Figure collection entries →
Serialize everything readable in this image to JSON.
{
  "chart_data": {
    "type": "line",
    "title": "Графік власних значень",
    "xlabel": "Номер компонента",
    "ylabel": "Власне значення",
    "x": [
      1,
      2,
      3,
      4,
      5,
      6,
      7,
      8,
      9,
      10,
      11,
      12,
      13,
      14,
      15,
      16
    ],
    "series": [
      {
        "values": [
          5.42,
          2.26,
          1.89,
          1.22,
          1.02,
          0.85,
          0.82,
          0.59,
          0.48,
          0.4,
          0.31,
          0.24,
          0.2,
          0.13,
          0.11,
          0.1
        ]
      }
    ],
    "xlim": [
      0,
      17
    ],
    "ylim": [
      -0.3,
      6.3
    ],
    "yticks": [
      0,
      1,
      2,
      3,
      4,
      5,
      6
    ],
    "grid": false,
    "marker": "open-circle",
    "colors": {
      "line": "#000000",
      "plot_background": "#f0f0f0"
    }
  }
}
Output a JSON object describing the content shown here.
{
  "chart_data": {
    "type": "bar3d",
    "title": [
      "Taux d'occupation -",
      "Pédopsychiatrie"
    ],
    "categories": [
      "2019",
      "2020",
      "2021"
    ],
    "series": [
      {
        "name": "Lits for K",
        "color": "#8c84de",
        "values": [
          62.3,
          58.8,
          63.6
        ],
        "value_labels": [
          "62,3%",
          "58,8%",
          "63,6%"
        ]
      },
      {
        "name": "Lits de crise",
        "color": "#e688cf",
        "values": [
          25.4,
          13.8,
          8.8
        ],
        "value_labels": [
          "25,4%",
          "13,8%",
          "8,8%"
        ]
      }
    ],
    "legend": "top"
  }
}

Set exercise → Extract the full listing and reproduce each line exactly.

Exercise answer →
Serialize everything readable in this image to JSON.
{
  "chart_data": {
    "type": "line",
    "title": "Графік власних значень",
    "xlabel": "Номер компонента",
    "ylabel": "Власне значення",
    "x": [
      1,
      2,
      3,
      4,
      5,
      6,
      7,
      8,
      9,
      10,
      11,
      12,
      13,
      14,
      15,
      16
    ],
    "series": [
      {
        "values": [
          5.42,
          2.26,
          1.89,
          1.22,
          1.02,
          0.85,
          0.82,
          0.59,
          0.48,
          0.4,
          0.31,
          0.24,
          0.2,
          0.13,
          0.11,
          0.1
        ]
      }
    ],
    "xlim": [
      0,
      17
    ],
    "ylim": [
      -0.3,
      6.3
    ],
    "yticks": [
      0,
      1,
      2,
      3,
      4,
      5,
      6
    ],
    "grid": false,
    "marker": "open-circle",
    "colors": {
      "line": "#000000",
      "plot_background": "#f0f0f0"
    }
  }
}
Output a JSON object describing the content shown here.
{
  "chart_data": {
    "type": "bar3d",
    "title": [
      "Taux d'occupation -",
      "Pédopsychiatrie"
    ],
    "categories": [
      "2019",
      "2020",
      "2021"
    ],
    "series": [
      {
        "name": "Lits for K",
        "color": "#8c84de",
        "values": [
          62.3,
          58.8,
          63.6
        ],
        "value_labels": [
          "62,3%",
          "58,8%",
          "63,6%"
        ]
      },
      {
        "name": "Lits de crise",
        "color": "#e688cf",
        "values": [
          25.4,
          13.8,
          8.8
        ],
        "value_labels": [
          "25,4%",
          "13,8%",
          "8,8%"
        ]
      }
    ],
    "legend": "top"
  }
}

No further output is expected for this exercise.